## Work to complete
Every record below is to be retyped exactly.

begin Entries

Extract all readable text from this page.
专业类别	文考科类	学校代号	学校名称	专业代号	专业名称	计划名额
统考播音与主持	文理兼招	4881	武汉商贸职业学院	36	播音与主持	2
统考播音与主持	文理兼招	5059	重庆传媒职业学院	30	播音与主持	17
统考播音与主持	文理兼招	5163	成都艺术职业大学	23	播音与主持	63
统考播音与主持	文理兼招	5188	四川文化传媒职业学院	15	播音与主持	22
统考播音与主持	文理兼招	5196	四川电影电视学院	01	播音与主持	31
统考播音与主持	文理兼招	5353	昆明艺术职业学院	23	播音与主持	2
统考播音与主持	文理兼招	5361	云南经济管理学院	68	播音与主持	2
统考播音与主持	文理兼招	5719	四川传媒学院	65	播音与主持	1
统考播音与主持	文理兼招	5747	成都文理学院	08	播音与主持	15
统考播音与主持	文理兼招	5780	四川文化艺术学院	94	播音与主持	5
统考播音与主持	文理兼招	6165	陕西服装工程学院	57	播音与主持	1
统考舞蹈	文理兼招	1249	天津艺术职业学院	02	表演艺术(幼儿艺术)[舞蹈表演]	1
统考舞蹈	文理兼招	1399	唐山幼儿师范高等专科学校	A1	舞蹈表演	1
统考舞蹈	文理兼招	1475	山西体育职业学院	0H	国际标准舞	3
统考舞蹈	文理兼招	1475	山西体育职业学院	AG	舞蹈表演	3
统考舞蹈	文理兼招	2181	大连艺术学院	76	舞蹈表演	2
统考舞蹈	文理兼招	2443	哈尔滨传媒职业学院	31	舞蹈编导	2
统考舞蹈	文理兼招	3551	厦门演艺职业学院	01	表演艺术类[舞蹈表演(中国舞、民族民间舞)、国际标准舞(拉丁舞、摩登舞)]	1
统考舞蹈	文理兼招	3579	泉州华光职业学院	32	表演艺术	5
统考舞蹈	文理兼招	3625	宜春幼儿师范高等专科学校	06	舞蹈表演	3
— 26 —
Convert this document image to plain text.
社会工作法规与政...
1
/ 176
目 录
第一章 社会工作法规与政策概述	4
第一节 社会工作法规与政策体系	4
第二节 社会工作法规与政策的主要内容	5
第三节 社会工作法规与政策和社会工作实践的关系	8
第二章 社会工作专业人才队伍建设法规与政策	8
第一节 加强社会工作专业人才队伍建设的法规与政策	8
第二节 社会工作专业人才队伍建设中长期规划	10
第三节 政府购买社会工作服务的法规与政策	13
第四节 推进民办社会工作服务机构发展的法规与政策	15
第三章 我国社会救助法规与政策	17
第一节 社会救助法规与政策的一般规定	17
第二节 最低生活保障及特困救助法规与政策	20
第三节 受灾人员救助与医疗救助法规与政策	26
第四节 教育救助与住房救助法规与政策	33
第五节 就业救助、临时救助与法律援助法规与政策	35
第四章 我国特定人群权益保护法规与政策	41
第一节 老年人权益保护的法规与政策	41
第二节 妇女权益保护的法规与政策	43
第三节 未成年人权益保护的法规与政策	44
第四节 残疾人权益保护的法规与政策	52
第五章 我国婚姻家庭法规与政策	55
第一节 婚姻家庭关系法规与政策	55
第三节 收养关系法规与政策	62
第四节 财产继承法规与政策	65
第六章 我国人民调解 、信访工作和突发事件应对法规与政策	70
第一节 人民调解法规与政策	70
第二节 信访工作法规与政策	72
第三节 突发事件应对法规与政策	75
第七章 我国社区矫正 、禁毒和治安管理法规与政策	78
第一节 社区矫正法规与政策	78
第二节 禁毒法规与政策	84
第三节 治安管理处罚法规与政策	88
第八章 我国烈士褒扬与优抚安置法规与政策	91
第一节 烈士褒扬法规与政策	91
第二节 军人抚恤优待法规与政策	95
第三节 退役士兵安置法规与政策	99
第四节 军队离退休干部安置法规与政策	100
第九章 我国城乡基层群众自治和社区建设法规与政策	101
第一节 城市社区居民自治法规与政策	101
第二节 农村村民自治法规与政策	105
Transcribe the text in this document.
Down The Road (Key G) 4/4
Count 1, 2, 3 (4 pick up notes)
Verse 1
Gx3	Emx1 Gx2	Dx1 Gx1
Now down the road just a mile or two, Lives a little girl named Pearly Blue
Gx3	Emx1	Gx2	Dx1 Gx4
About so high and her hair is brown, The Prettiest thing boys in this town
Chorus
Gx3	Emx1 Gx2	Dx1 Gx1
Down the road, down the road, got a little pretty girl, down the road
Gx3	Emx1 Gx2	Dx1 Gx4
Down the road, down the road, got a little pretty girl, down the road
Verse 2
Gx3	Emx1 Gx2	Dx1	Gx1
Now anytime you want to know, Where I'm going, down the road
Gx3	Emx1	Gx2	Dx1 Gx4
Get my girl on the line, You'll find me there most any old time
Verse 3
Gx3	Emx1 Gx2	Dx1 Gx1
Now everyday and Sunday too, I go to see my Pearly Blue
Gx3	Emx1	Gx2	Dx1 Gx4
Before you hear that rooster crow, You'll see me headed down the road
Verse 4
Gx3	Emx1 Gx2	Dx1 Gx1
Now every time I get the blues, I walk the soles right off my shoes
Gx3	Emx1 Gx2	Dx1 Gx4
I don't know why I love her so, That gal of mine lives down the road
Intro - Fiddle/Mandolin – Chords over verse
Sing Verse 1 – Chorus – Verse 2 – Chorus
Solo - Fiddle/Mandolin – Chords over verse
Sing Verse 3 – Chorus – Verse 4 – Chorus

end Entries

## Answer in full
Extract all readable text from this page.
专业类别	文考科类	学校代号	学校名称	专业代号	专业名称	计划名额
统考播音与主持	文理兼招	4881	武汉商贸职业学院	36	播音与主持	2
统考播音与主持	文理兼招	5059	重庆传媒职业学院	30	播音与主持	17
统考播音与主持	文理兼招	5163	成都艺术职业大学	23	播音与主持	63
统考播音与主持	文理兼招	5188	四川文化传媒职业学院	15	播音与主持	22
统考播音与主持	文理兼招	5196	四川电影电视学院	01	播音与主持	31
统考播音与主持	文理兼招	5353	昆明艺术职业学院	23	播音与主持	2
统考播音与主持	文理兼招	5361	云南经济管理学院	68	播音与主持	2
统考播音与主持	文理兼招	5719	四川传媒学院	65	播音与主持	1
统考播音与主持	文理兼招	5747	成都文理学院	08	播音与主持	15
统考播音与主持	文理兼招	5780	四川文化艺术学院	94	播音与主持	5
统考播音与主持	文理兼招	6165	陕西服装工程学院	57	播音与主持	1
统考舞蹈	文理兼招	1249	天津艺术职业学院	02	表演艺术(幼儿艺术)[舞蹈表演]	1
统考舞蹈	文理兼招	1399	唐山幼儿师范高等专科学校	A1	舞蹈表演	1
统考舞蹈	文理兼招	1475	山西体育职业学院	0H	国际标准舞	3
统考舞蹈	文理兼招	1475	山西体育职业学院	AG	舞蹈表演	3
统考舞蹈	文理兼招	2181	大连艺术学院	76	舞蹈表演	2
统考舞蹈	文理兼招	2443	哈尔滨传媒职业学院	31	舞蹈编导	2
统考舞蹈	文理兼招	3551	厦门演艺职业学院	01	表演艺术类[舞蹈表演(中国舞、民族民间舞)、国际标准舞(拉丁舞、摩登舞)]	1
统考舞蹈	文理兼招	3579	泉州华光职业学院	32	表演艺术	5
统考舞蹈	文理兼招	3625	宜春幼儿师范高等专科学校	06	舞蹈表演	3
— 26 —
Convert this document image to plain text.
社会工作法规与政...
1
/ 176
目 录
第一章 社会工作法规与政策概述	4
第一节 社会工作法规与政策体系	4
第二节 社会工作法规与政策的主要内容	5
第三节 社会工作法规与政策和社会工作实践的关系	8
第二章 社会工作专业人才队伍建设法规与政策	8
第一节 加强社会工作专业人才队伍建设的法规与政策	8
第二节 社会工作专业人才队伍建设中长期规划	10
第三节 政府购买社会工作服务的法规与政策	13
第四节 推进民办社会工作服务机构发展的法规与政策	15
第三章 我国社会救助法规与政策	17
第一节 社会救助法规与政策的一般规定	17
第二节 最低生活保障及特困救助法规与政策	20
第三节 受灾人员救助与医疗救助法规与政策	26
第四节 教育救助与住房救助法规与政策	33
第五节 就业救助、临时救助与法律援助法规与政策	35
第四章 我国特定人群权益保护法规与政策	41
第一节 老年人权益保护的法规与政策	41
第二节 妇女权益保护的法规与政策	43
第三节 未成年人权益保护的法规与政策	44
第四节 残疾人权益保护的法规与政策	52
第五章 我国婚姻家庭法规与政策	55
第一节 婚姻家庭关系法规与政策	55
第三节 收养关系法规与政策	62
第四节 财产继承法规与政策	65
第六章 我国人民调解 、信访工作和突发事件应对法规与政策	70
第一节 人民调解法规与政策	70
第二节 信访工作法规与政策	72
第三节 突发事件应对法规与政策	75
第七章 我国社区矫正 、禁毒和治安管理法规与政策	78
第一节 社区矫正法规与政策	78
第二节 禁毒法规与政策	84
第三节 治安管理处罚法规与政策	88
第八章 我国烈士褒扬与优抚安置法规与政策	91
第一节 烈士褒扬法规与政策	91
第二节 军人抚恤优待法规与政策	95
第三节 退役士兵安置法规与政策	99
第四节 军队离退休干部安置法规与政策	100
第九章 我国城乡基层群众自治和社区建设法规与政策	101
第一节 城市社区居民自治法规与政策	101
第二节 农村村民自治法规与政策	105
Transcribe the text in this document.
Down The Road (Key G) 4/4
Count 1, 2, 3 (4 pick up notes)
Verse 1
Gx3	Emx1 Gx2	Dx1 Gx1
Now down the road just a mile or two, Lives a little girl named Pearly Blue
Gx3	Emx1	Gx2	Dx1 Gx4
About so high and her hair is brown, The Prettiest thing boys in this town
Chorus
Gx3	Emx1 Gx2	Dx1 Gx1
Down the road, down the road, got a little pretty girl, down the road
Gx3	Emx1 Gx2	Dx1 Gx4
Down the road, down the road, got a little pretty girl, down the road
Verse 2
Gx3	Emx1 Gx2	Dx1	Gx1
Now anytime you want to know, Where I'm going, down the road
Gx3	Emx1	Gx2	Dx1 Gx4
Get my girl on the line, You'll find me there most any old time
Verse 3
Gx3	Emx1 Gx2	Dx1 Gx1
Now everyday and Sunday too, I go to see my Pearly Blue
Gx3	Emx1	Gx2	Dx1 Gx4
Before you hear that rooster crow, You'll see me headed down the road
Verse 4
Gx3	Emx1 Gx2	Dx1 Gx1
Now every time I get the blues, I walk the soles right off my shoes
Gx3	Emx1 Gx2	Dx1 Gx4
I don't know why I love her so, That gal of mine lives down the road
Intro - Fiddle/Mandolin – Chords over verse
Sing Verse 1 – Chorus – Verse 2 – Chorus
Solo - Fiddle/Mandolin – Chords over verse
Sing Verse 3 – Chorus – Verse 4 – Chorus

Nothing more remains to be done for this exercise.